**What you have to do**
Pick out each line in the records that contains the string "reply" and copy those lines in full.

* Start The input *

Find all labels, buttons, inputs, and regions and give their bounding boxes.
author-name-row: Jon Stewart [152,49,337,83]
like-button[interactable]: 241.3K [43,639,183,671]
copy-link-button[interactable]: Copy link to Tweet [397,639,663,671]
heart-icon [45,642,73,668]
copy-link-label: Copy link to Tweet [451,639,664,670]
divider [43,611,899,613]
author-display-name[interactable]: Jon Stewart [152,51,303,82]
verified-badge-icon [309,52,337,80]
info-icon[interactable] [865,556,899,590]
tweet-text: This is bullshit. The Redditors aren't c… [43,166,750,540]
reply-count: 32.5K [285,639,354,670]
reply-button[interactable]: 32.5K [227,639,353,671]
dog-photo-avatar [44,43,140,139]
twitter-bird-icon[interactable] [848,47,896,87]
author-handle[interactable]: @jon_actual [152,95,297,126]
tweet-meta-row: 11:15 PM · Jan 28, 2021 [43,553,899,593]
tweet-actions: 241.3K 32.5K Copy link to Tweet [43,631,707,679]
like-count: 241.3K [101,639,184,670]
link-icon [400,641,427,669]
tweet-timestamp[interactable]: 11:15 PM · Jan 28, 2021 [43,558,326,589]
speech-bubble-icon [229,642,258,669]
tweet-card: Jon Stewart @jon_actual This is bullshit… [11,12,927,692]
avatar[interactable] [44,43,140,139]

* End The input *

**Response**
reply-count: 32.5K [285,639,354,670]
reply-button[interactable]: 32.5K [227,639,353,671]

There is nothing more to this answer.